Search the material for "които" and show all lines that contain it.

□ □ □

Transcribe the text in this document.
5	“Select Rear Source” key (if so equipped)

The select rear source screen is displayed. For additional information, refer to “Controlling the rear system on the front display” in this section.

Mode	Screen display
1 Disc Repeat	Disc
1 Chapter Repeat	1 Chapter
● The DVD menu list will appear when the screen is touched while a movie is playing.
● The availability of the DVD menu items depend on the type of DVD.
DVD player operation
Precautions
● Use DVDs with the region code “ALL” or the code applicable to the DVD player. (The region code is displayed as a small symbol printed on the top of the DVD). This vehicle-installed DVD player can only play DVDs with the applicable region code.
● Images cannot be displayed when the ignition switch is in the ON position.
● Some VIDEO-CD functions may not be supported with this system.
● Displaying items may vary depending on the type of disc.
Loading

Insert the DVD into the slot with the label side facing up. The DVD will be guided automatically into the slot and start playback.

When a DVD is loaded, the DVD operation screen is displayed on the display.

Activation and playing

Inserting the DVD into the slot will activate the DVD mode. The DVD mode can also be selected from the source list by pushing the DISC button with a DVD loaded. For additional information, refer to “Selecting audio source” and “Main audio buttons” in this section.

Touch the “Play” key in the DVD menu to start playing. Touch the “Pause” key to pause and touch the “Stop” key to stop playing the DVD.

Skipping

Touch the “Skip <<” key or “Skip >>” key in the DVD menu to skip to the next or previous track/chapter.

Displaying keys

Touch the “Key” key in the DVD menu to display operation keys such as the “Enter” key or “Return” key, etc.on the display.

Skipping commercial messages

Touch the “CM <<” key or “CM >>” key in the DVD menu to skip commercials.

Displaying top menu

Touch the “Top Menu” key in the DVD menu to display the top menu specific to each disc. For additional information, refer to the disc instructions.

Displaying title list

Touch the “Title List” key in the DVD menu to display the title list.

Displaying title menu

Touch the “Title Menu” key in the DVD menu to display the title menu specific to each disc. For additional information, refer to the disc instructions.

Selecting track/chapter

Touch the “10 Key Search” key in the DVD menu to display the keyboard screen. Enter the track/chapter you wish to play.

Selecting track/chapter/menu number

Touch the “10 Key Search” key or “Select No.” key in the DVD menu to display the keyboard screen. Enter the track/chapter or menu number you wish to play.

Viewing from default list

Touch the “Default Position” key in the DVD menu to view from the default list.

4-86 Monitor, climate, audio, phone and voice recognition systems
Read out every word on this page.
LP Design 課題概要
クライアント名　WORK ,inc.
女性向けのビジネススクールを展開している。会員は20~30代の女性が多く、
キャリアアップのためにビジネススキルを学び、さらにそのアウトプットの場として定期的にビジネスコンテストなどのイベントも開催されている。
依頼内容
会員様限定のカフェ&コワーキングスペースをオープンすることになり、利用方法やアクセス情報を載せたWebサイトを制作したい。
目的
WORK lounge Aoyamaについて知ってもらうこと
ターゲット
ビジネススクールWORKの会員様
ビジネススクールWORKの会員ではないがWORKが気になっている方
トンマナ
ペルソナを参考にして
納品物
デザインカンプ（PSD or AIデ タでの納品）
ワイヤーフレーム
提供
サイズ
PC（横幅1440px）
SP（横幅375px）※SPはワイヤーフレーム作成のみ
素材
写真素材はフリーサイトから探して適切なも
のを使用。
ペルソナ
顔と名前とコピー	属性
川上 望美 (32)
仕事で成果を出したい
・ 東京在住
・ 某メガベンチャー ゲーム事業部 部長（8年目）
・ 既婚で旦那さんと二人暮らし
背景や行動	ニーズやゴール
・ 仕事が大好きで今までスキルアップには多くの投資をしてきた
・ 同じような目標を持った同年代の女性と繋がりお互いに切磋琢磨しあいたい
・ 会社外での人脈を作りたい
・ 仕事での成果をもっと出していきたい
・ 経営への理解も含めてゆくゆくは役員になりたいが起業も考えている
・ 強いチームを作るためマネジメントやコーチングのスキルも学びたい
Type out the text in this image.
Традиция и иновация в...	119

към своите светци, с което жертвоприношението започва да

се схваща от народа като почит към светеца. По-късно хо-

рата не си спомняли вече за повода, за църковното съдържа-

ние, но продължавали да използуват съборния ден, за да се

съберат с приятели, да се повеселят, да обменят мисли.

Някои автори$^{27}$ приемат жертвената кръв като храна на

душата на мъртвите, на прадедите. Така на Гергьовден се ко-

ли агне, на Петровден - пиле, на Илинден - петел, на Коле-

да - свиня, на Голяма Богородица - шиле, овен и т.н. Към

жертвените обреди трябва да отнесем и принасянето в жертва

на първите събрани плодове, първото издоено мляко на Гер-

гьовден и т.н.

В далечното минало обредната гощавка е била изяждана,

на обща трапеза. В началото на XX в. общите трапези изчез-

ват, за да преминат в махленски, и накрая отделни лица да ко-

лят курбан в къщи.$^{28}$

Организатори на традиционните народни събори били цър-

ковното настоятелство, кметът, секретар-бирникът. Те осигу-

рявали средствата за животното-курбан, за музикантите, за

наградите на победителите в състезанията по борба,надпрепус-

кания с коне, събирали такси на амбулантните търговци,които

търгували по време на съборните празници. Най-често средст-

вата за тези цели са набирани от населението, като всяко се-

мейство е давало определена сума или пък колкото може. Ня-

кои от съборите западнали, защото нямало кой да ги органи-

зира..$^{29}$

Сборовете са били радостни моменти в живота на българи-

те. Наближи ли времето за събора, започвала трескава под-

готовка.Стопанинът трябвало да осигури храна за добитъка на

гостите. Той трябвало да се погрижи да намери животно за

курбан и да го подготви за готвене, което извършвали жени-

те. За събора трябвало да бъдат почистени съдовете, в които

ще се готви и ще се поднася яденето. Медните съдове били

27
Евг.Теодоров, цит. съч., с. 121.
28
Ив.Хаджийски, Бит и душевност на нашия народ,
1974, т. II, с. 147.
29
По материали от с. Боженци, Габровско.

□ □ □

◆ Finished exercise ◆
кания с коне, събирали такси на амбулантните търговци,които
те. За събора трябвало да бъдат почистени съдовете, в които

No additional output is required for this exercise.